Return the listing below word for word.

^^^^^^^^^^^^^^^^

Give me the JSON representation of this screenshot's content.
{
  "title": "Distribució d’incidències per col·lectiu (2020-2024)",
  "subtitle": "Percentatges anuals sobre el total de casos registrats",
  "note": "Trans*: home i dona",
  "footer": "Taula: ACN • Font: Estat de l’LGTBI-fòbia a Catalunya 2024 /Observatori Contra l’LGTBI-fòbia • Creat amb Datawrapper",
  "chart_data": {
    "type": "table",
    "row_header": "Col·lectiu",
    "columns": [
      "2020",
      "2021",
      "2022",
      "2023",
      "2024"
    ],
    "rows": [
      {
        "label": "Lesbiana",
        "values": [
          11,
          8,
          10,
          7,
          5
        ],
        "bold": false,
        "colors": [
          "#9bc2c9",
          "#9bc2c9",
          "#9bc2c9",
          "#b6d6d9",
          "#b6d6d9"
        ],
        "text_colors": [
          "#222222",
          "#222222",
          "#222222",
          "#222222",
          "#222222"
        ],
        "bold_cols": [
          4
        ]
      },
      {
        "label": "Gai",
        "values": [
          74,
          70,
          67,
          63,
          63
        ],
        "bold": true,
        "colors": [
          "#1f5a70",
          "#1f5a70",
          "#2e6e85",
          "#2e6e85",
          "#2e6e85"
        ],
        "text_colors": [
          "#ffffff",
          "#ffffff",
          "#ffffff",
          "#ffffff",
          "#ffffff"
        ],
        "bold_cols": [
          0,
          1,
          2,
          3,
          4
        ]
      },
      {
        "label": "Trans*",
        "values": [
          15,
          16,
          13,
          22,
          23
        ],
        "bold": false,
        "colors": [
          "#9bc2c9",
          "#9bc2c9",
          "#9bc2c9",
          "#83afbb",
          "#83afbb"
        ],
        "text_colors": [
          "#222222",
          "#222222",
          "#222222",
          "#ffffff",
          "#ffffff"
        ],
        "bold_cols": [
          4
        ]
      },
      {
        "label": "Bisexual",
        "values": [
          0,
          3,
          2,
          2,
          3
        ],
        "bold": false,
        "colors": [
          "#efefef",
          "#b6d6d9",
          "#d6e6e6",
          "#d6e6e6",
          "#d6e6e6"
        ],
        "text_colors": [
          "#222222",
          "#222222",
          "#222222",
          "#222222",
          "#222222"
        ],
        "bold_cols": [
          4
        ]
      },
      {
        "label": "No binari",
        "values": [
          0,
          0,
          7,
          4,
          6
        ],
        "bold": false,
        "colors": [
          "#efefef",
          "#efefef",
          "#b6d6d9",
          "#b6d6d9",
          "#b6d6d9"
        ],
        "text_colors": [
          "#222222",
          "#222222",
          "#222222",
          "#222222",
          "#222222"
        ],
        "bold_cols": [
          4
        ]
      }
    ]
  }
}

^^^^^^^^^^^^^^^^

- EXERCISE RESPONSE
Give me the JSON representation of this screenshot's content.
{
  "title": "Distribució d’incidències per col·lectiu (2020-2024)",
  "subtitle": "Percentatges anuals sobre el total de casos registrats",
  "note": "Trans*: home i dona",
  "footer": "Taula: ACN • Font: Estat de l’LGTBI-fòbia a Catalunya 2024 /Observatori Contra l’LGTBI-fòbia • Creat amb Datawrapper",
  "chart_data": {
    "type": "table",
    "row_header": "Col·lectiu",
    "columns": [
      "2020",
      "2021",
      "2022",
      "2023",
      "2024"
    ],
    "rows": [
      {
        "label": "Lesbiana",
        "values": [
          11,
          8,
          10,
          7,
          5
        ],
        "bold": false,
        "colors": [
          "#9bc2c9",
          "#9bc2c9",
          "#9bc2c9",
          "#b6d6d9",
          "#b6d6d9"
        ],
        "text_colors": [
          "#222222",
          "#222222",
          "#222222",
          "#222222",
          "#222222"
        ],
        "bold_cols": [
          4
        ]
      },
      {
        "label": "Gai",
        "values": [
          74,
          70,
          67,
          63,
          63
        ],
        "bold": true,
        "colors": [
          "#1f5a70",
          "#1f5a70",
          "#2e6e85",
          "#2e6e85",
          "#2e6e85"
        ],
        "text_colors": [
          "#ffffff",
          "#ffffff",
          "#ffffff",
          "#ffffff",
          "#ffffff"
        ],
        "bold_cols": [
          0,
          1,
          2,
          3,
          4
        ]
      },
      {
        "label": "Trans*",
        "values": [
          15,
          16,
          13,
          22,
          23
        ],
        "bold": false,
        "colors": [
          "#9bc2c9",
          "#9bc2c9",
          "#9bc2c9",
          "#83afbb",
          "#83afbb"
        ],
        "text_colors": [
          "#222222",
          "#222222",
          "#222222",
          "#ffffff",
          "#ffffff"
        ],
        "bold_cols": [
          4
        ]
      },
      {
        "label": "Bisexual",
        "values": [
          0,
          3,
          2,
          2,
          3
        ],
        "bold": false,
        "colors": [
          "#efefef",
          "#b6d6d9",
          "#d6e6e6",
          "#d6e6e6",
          "#d6e6e6"
        ],
        "text_colors": [
          "#222222",
          "#222222",
          "#222222",
          "#222222",
          "#222222"
        ],
        "bold_cols": [
          4
        ]
      },
      {
        "label": "No binari",
        "values": [
          0,
          0,
          7,
          4,
          6
        ],
        "bold": false,
        "colors": [
          "#efefef",
          "#efefef",
          "#b6d6d9",
          "#b6d6d9",
          "#b6d6d9"
        ],
        "text_colors": [
          "#222222",
          "#222222",
          "#222222",
          "#222222",
          "#222222"
        ],
        "bold_cols": [
          4
        ]
      }
    ]
  }
}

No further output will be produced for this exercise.